[Recorded data]
__________

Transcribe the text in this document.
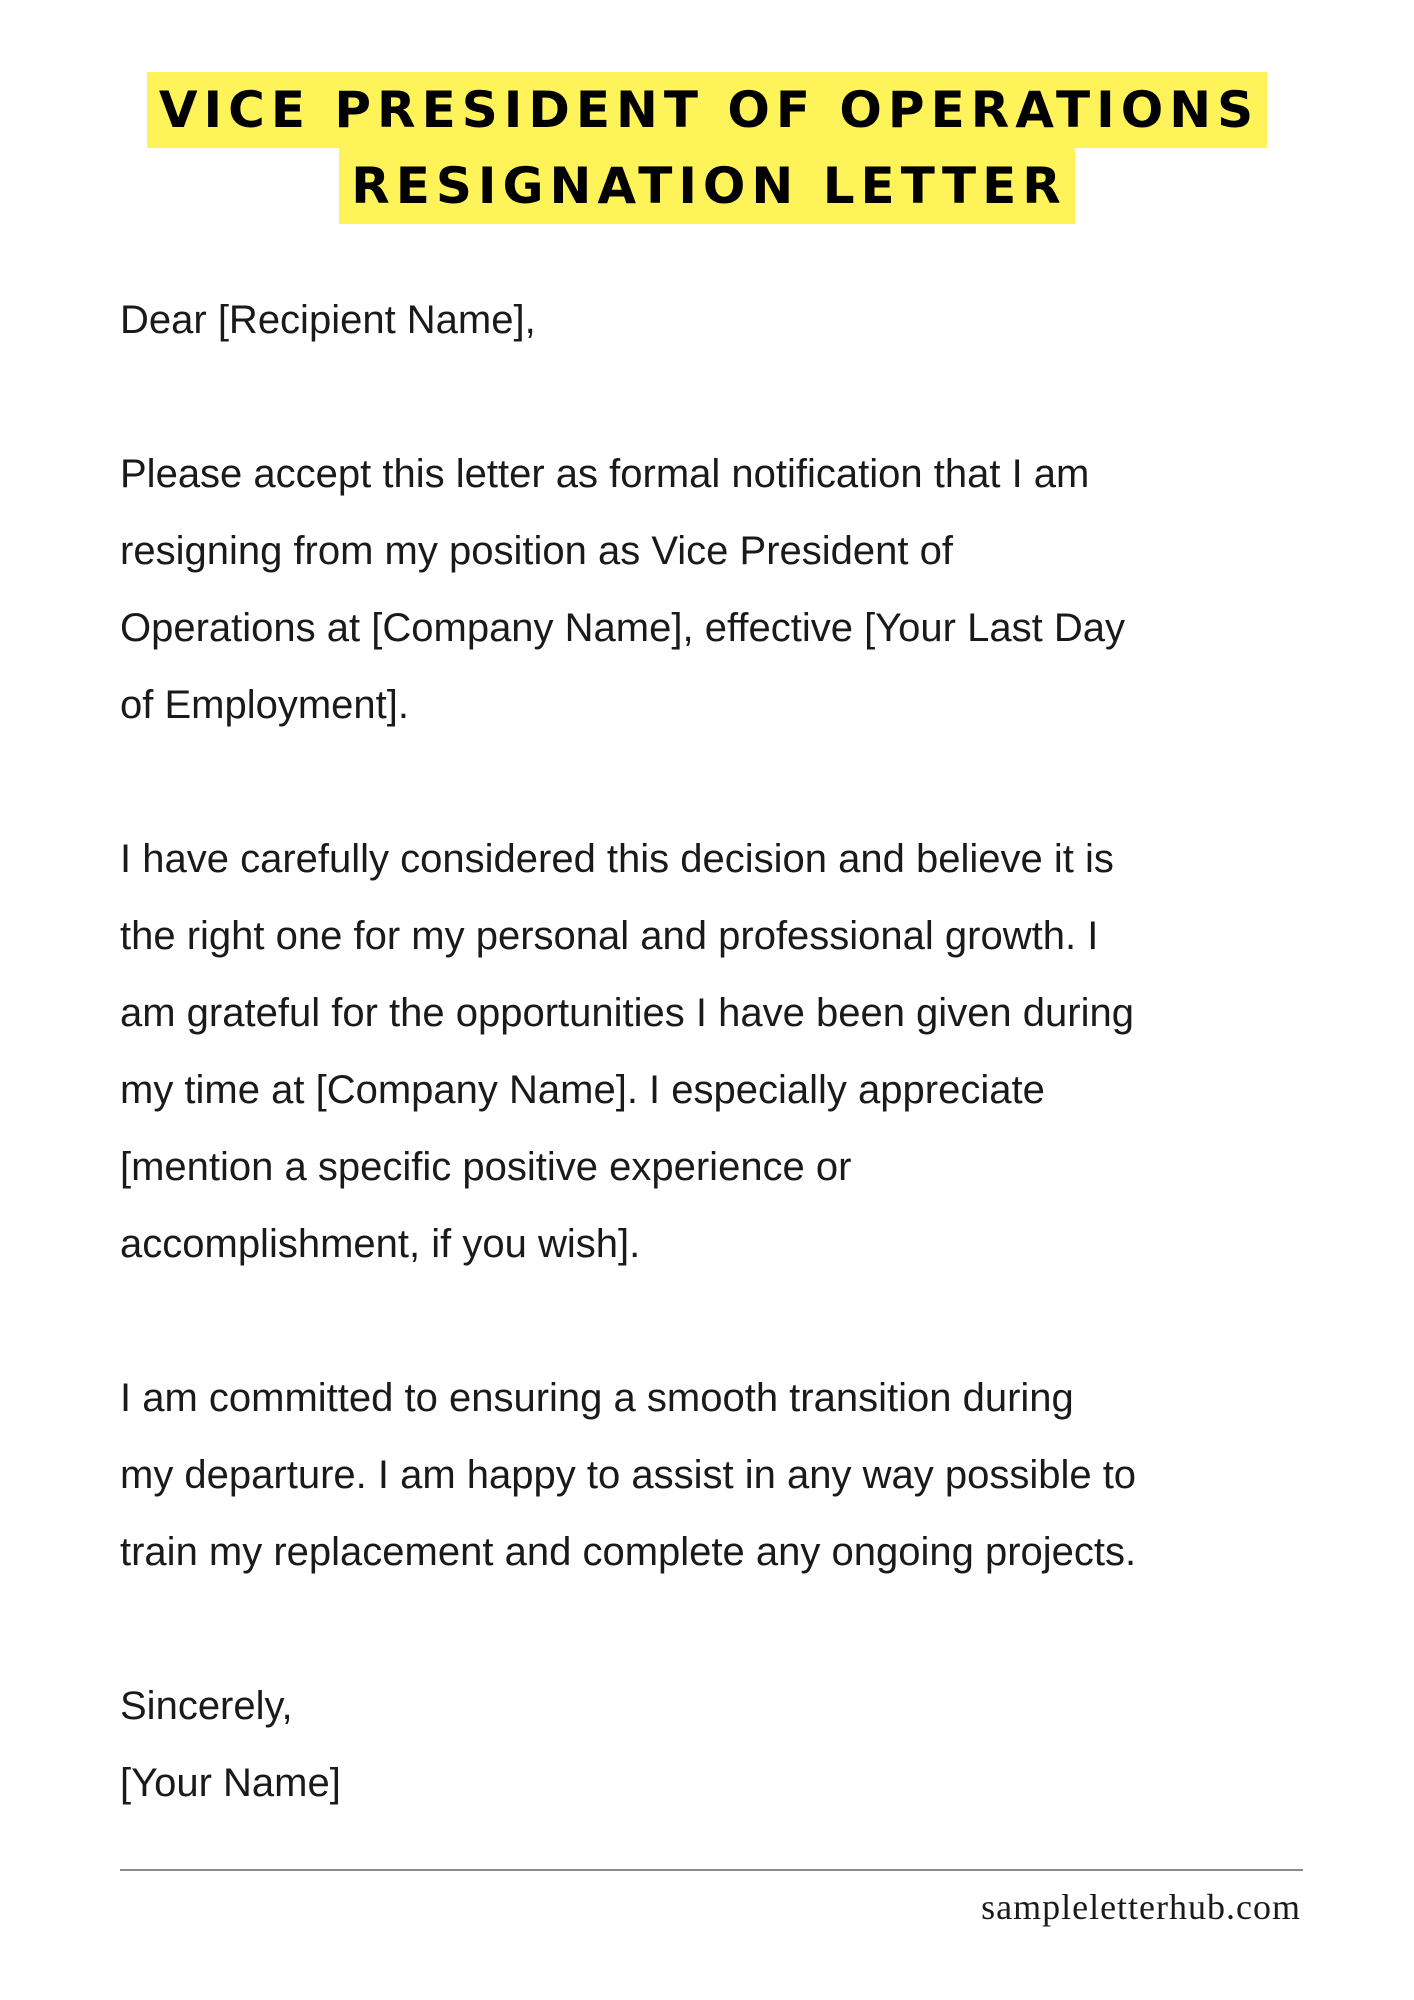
VICE PRESIDENT OF OPERATIONS
RESIGNATION LETTER

Dear [Recipient Name],

Please accept this letter as formal notification that I am

resigning from my position as Vice President of

Operations at [Company Name], effective [Your Last Day

of Employment].

I have carefully considered this decision and believe it is

the right one for my personal and professional growth. I

am grateful for the opportunities I have been given during

my time at [Company Name]. I especially appreciate

[mention a specific positive experience or

accomplishment, if you wish].

I am committed to ensuring a smooth transition during

my departure. I am happy to assist in any way possible to

train my replacement and complete any ongoing projects.

Sincerely,

[Your Name]

sampleletterhub.com
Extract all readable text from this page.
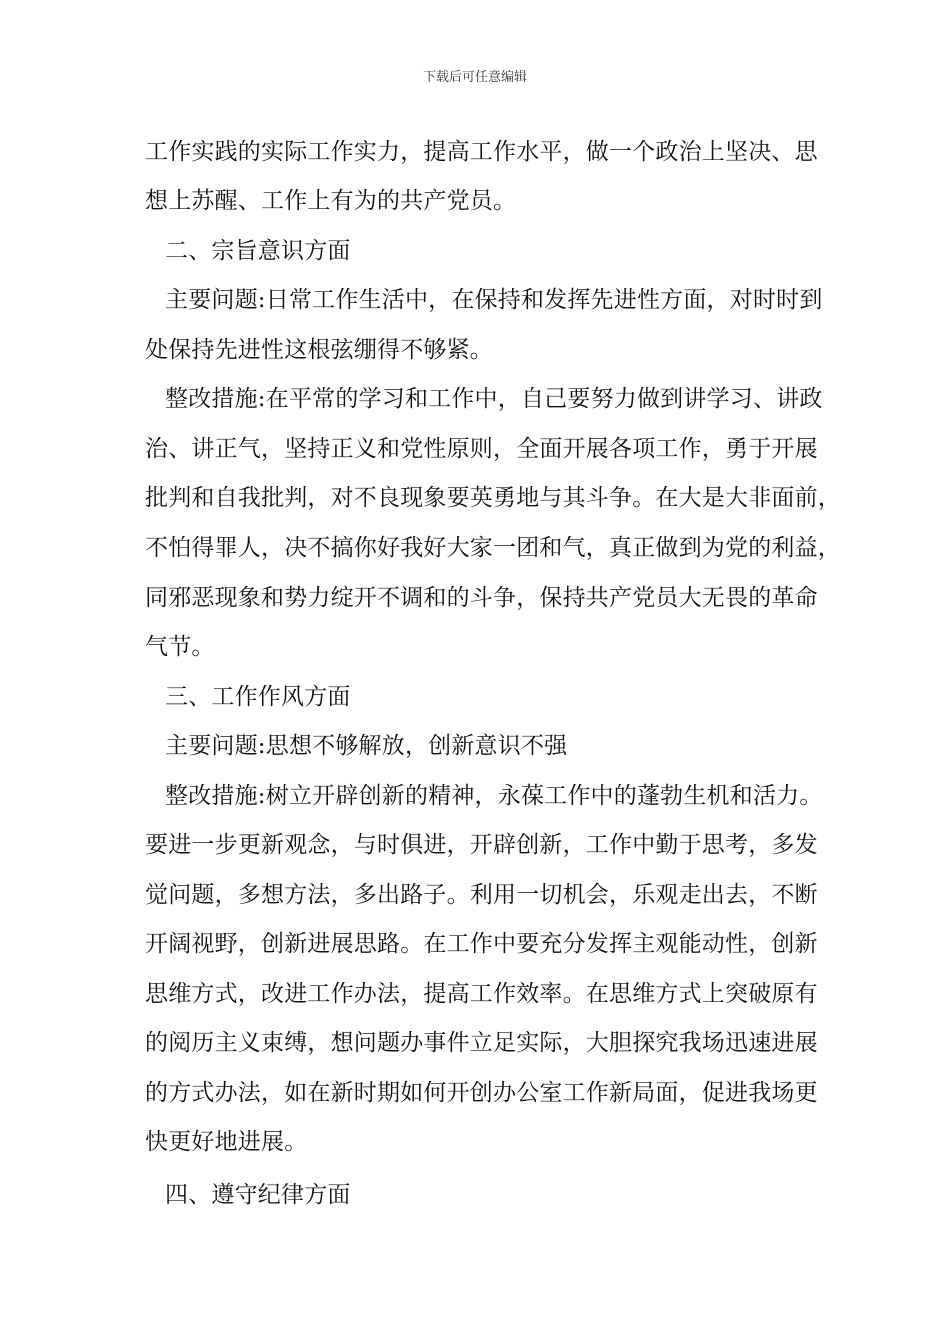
下载后可任意编辑
工作实践的实际工作实力，提高工作水平，做一个政治上坚决、思
想上苏醒、工作上有为的共产党员。
二、宗旨意识方面
主要问题:日常工作生活中，在保持和发挥先进性方面，对时时到
处保持先进性这根弦绷得不够紧。
整改措施:在平常的学习和工作中，自己要努力做到讲学习、讲政
治、讲正气，坚持正义和党性原则，全面开展各项工作，勇于开展
批判和自我批判，对不良现象要英勇地与其斗争。在大是大非面前，
不怕得罪人，决不搞你好我好大家一团和气，真正做到为党的利益，
同邪恶现象和势力绽开不调和的斗争，保持共产党员大无畏的革命
气节。
三、工作作风方面
主要问题:思想不够解放，创新意识不强
整改措施:树立开辟创新的精神，永葆工作中的蓬勃生机和活力。
要进一步更新观念，与时俱进，开辟创新，工作中勤于思考，多发
觉问题，多想方法，多出路子。利用一切机会，乐观走出去，不断
开阔视野，创新进展思路。在工作中要充分发挥主观能动性，创新
思维方式，改进工作办法，提高工作效率。在思维方式上突破原有
的阅历主义束缚，想问题办事件立足实际，大胆探究我场迅速进展
的方式办法，如在新时期如何开创办公室工作新局面，促进我场更
快更好地进展。
四、遵守纪律方面
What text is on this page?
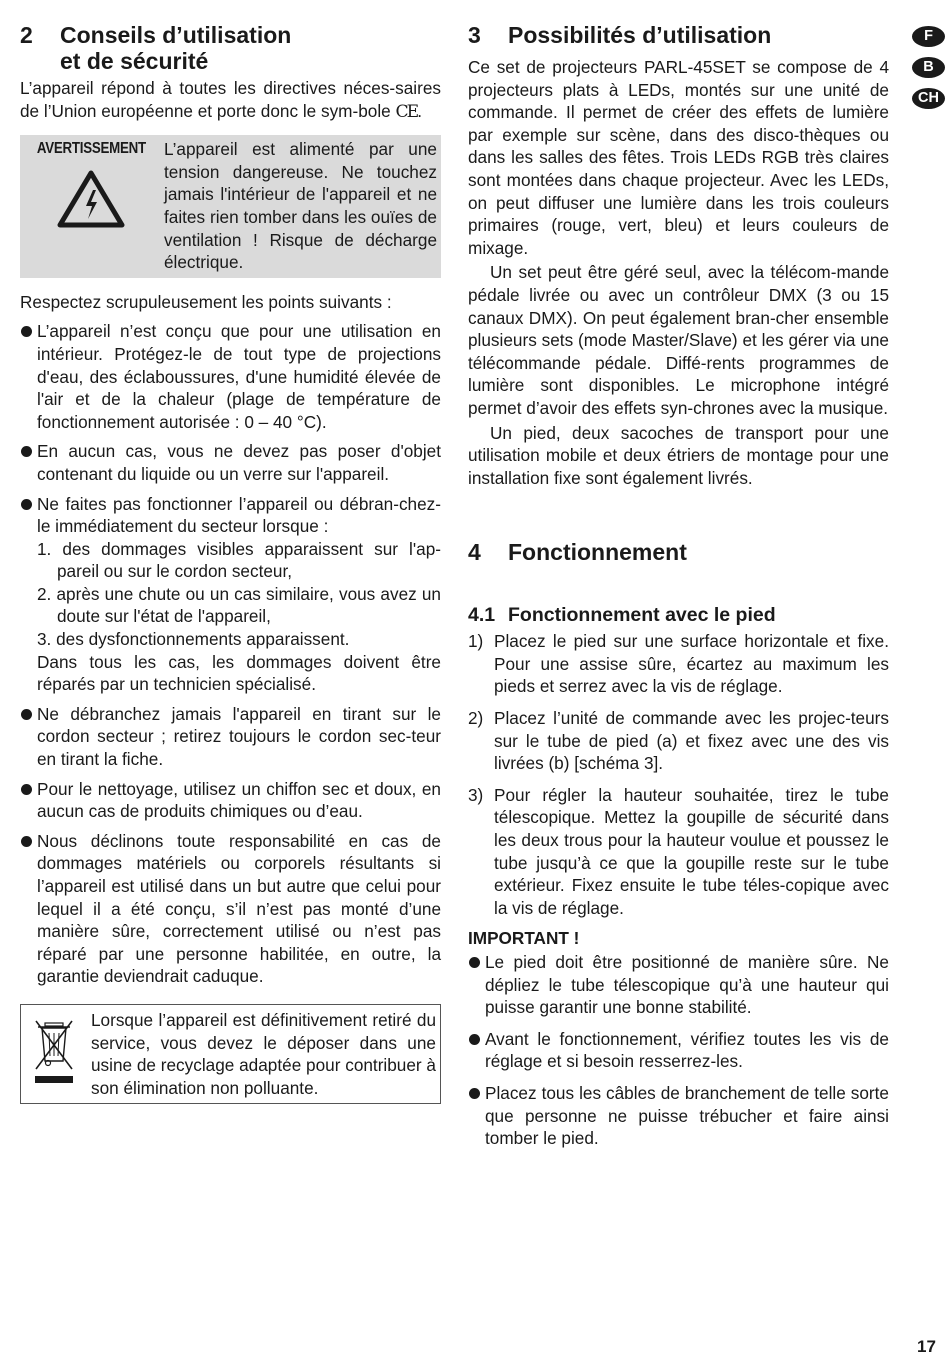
2	Conseils d’utilisation
et de sécurité

L’appareil répond à toutes les directives néces-saires de l’Union européenne et porte donc le sym-bole CE.

AVERTISSEMENT L’appareil est alimenté par une tension dangereuse. Ne touchez jamais l'intérieur de l'appareil et ne faites rien tomber dans les ouïes de ventilation ! Risque de décharge électrique.

Respectez scrupuleusement les points suivants :

L’appareil n’est conçu que pour une utilisation en intérieur. Protégez-le de tout type de projections d'eau, des éclaboussures, d'une humidité élevée de l'air et de la chaleur (plage de température de fonctionnement autorisée : 0 – 40 °C).
En aucun cas, vous ne devez pas poser d'objet contenant du liquide ou un verre sur l'appareil.
Ne faites pas fonctionner l’appareil ou débran-chez-le immédiatement du secteur lorsque :
1. des dommages visibles apparaissent sur l'ap-pareil ou sur le cordon secteur,
2. après une chute ou un cas similaire, vous avez un doute sur l'état de l'appareil,
3. des dysfonctionnements apparaissent.
Dans tous les cas, les dommages doivent être réparés par un technicien spécialisé.
Ne débranchez jamais l'appareil en tirant sur le cordon secteur ; retirez toujours le cordon sec-teur en tirant la fiche.
Pour le nettoyage, utilisez un chiffon sec et doux, en aucun cas de produits chimiques ou d’eau.
Nous déclinons toute responsabilité en cas de dommages matériels ou corporels résultants si l’appareil est utilisé dans un but autre que celui pour lequel il a été conçu, s’il n’est pas monté d’une manière sûre, correctement utilisé ou n’est pas réparé par une personne habilitée, en outre, la garantie deviendrait caduque.

Lorsque l’appareil est définitivement retiré du service, vous devez le déposer dans une usine de recyclage adaptée pour contribuer à son élimination non polluante.

3	Possibilités d’utilisation

Ce set de projecteurs PARL-45SET se compose de 4 projecteurs plats à LEDs, montés sur une unité de commande. Il permet de créer des effets de lumière par exemple sur scène, dans des disco-thèques ou dans les salles des fêtes. Trois LEDs RGB très claires sont montées dans chaque projecteur. Avec les LEDs, on peut diffuser une lumière dans les trois couleurs primaires (rouge, vert, bleu) et leurs couleurs de mixage.

Un set peut être géré seul, avec la télécom-mande pédale livrée ou avec un contrôleur DMX (3 ou 15 canaux DMX). On peut également bran-cher ensemble plusieurs sets (mode Master/Slave) et les gérer via une télécommande pédale. Diffé-rents programmes de lumière sont disponibles. Le microphone intégré permet d’avoir des effets syn-chrones avec la musique.

Un pied, deux sacoches de transport pour une utilisation mobile et deux étriers de montage pour une installation fixe sont également livrés.

4	Fonctionnement
4.1 Fonctionnement avec le pied
1) Placez le pied sur une surface horizontale et fixe. Pour une assise sûre, écartez au maximum les pieds et serrez avec la vis de réglage.

2) Placez l’unité de commande avec les projec-teurs sur le tube de pied (a) et fixez avec une des vis livrées (b) [schéma 3].

3) Pour régler la hauteur souhaitée, tirez le tube télescopique. Mettez la goupille de sécurité dans les deux trous pour la hauteur voulue et poussez le tube jusqu’à ce que la goupille reste sur le tube extérieur. Fixez ensuite le tube téles-copique avec la vis de réglage.

IMPORTANT !

Le pied doit être positionné de manière sûre. Ne dépliez le tube télescopique qu’à une hauteur qui puisse garantir une bonne stabilité.
Avant le fonctionnement, vérifiez toutes les vis de réglage et si besoin resserrez-les.
Placez tous les câbles de branchement de telle sorte que personne ne puisse trébucher et faire ainsi tomber le pied.
F
B
CH
17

__________

Leave out the pictures and output the rest of the material exactly as written.

-- Exercise answer --
Transcribe the text in this document.
VICE PRESIDENT OF OPERATIONS
RESIGNATION LETTER

Dear [Recipient Name],

Please accept this letter as formal notification that I am

resigning from my position as Vice President of

Operations at [Company Name], effective [Your Last Day

of Employment].

I have carefully considered this decision and believe it is

the right one for my personal and professional growth. I

am grateful for the opportunities I have been given during

my time at [Company Name]. I especially appreciate

[mention a specific positive experience or

accomplishment, if you wish].

I am committed to ensuring a smooth transition during

my departure. I am happy to assist in any way possible to

train my replacement and complete any ongoing projects.

Sincerely,

[Your Name]

sampleletterhub.com
Extract all readable text from this page.
下载后可任意编辑
工作实践的实际工作实力，提高工作水平，做一个政治上坚决、思
想上苏醒、工作上有为的共产党员。
二、宗旨意识方面
主要问题:日常工作生活中，在保持和发挥先进性方面，对时时到
处保持先进性这根弦绷得不够紧。
整改措施:在平常的学习和工作中，自己要努力做到讲学习、讲政
治、讲正气，坚持正义和党性原则，全面开展各项工作，勇于开展
批判和自我批判，对不良现象要英勇地与其斗争。在大是大非面前，
不怕得罪人，决不搞你好我好大家一团和气，真正做到为党的利益，
同邪恶现象和势力绽开不调和的斗争，保持共产党员大无畏的革命
气节。
三、工作作风方面
主要问题:思想不够解放，创新意识不强
整改措施:树立开辟创新的精神，永葆工作中的蓬勃生机和活力。
要进一步更新观念，与时俱进，开辟创新，工作中勤于思考，多发
觉问题，多想方法，多出路子。利用一切机会，乐观走出去，不断
开阔视野，创新进展思路。在工作中要充分发挥主观能动性，创新
思维方式，改进工作办法，提高工作效率。在思维方式上突破原有
的阅历主义束缚，想问题办事件立足实际，大胆探究我场迅速进展
的方式办法，如在新时期如何开创办公室工作新局面，促进我场更
快更好地进展。
四、遵守纪律方面
What text is on this page?
2	Conseils d’utilisation
et de sécurité

L’appareil répond à toutes les directives néces-saires de l’Union européenne et porte donc le sym-bole CE.

AVERTISSEMENT L’appareil est alimenté par une tension dangereuse. Ne touchez jamais l'intérieur de l'appareil et ne faites rien tomber dans les ouïes de ventilation ! Risque de décharge électrique.

Respectez scrupuleusement les points suivants :

L’appareil n’est conçu que pour une utilisation en intérieur. Protégez-le de tout type de projections d'eau, des éclaboussures, d'une humidité élevée de l'air et de la chaleur (plage de température de fonctionnement autorisée : 0 – 40 °C).
En aucun cas, vous ne devez pas poser d'objet contenant du liquide ou un verre sur l'appareil.
Ne faites pas fonctionner l’appareil ou débran-chez-le immédiatement du secteur lorsque :
1. des dommages visibles apparaissent sur l'ap-pareil ou sur le cordon secteur,
2. après une chute ou un cas similaire, vous avez un doute sur l'état de l'appareil,
3. des dysfonctionnements apparaissent.
Dans tous les cas, les dommages doivent être réparés par un technicien spécialisé.
Ne débranchez jamais l'appareil en tirant sur le cordon secteur ; retirez toujours le cordon sec-teur en tirant la fiche.
Pour le nettoyage, utilisez un chiffon sec et doux, en aucun cas de produits chimiques ou d’eau.
Nous déclinons toute responsabilité en cas de dommages matériels ou corporels résultants si l’appareil est utilisé dans un but autre que celui pour lequel il a été conçu, s’il n’est pas monté d’une manière sûre, correctement utilisé ou n’est pas réparé par une personne habilitée, en outre, la garantie deviendrait caduque.

Lorsque l’appareil est définitivement retiré du service, vous devez le déposer dans une usine de recyclage adaptée pour contribuer à son élimination non polluante.

3	Possibilités d’utilisation

Ce set de projecteurs PARL-45SET se compose de 4 projecteurs plats à LEDs, montés sur une unité de commande. Il permet de créer des effets de lumière par exemple sur scène, dans des disco-thèques ou dans les salles des fêtes. Trois LEDs RGB très claires sont montées dans chaque projecteur. Avec les LEDs, on peut diffuser une lumière dans les trois couleurs primaires (rouge, vert, bleu) et leurs couleurs de mixage.

Un set peut être géré seul, avec la télécom-mande pédale livrée ou avec un contrôleur DMX (3 ou 15 canaux DMX). On peut également bran-cher ensemble plusieurs sets (mode Master/Slave) et les gérer via une télécommande pédale. Diffé-rents programmes de lumière sont disponibles. Le microphone intégré permet d’avoir des effets syn-chrones avec la musique.

Un pied, deux sacoches de transport pour une utilisation mobile et deux étriers de montage pour une installation fixe sont également livrés.

4	Fonctionnement
4.1 Fonctionnement avec le pied
1) Placez le pied sur une surface horizontale et fixe. Pour une assise sûre, écartez au maximum les pieds et serrez avec la vis de réglage.

2) Placez l’unité de commande avec les projec-teurs sur le tube de pied (a) et fixez avec une des vis livrées (b) [schéma 3].

3) Pour régler la hauteur souhaitée, tirez le tube télescopique. Mettez la goupille de sécurité dans les deux trous pour la hauteur voulue et poussez le tube jusqu’à ce que la goupille reste sur le tube extérieur. Fixez ensuite le tube téles-copique avec la vis de réglage.

IMPORTANT !

Le pied doit être positionné de manière sûre. Ne dépliez le tube télescopique qu’à une hauteur qui puisse garantir une bonne stabilité.
Avant le fonctionnement, vérifiez toutes les vis de réglage et si besoin resserrez-les.
Placez tous les câbles de branchement de telle sorte que personne ne puisse trébucher et faire ainsi tomber le pied.
F
B
CH
17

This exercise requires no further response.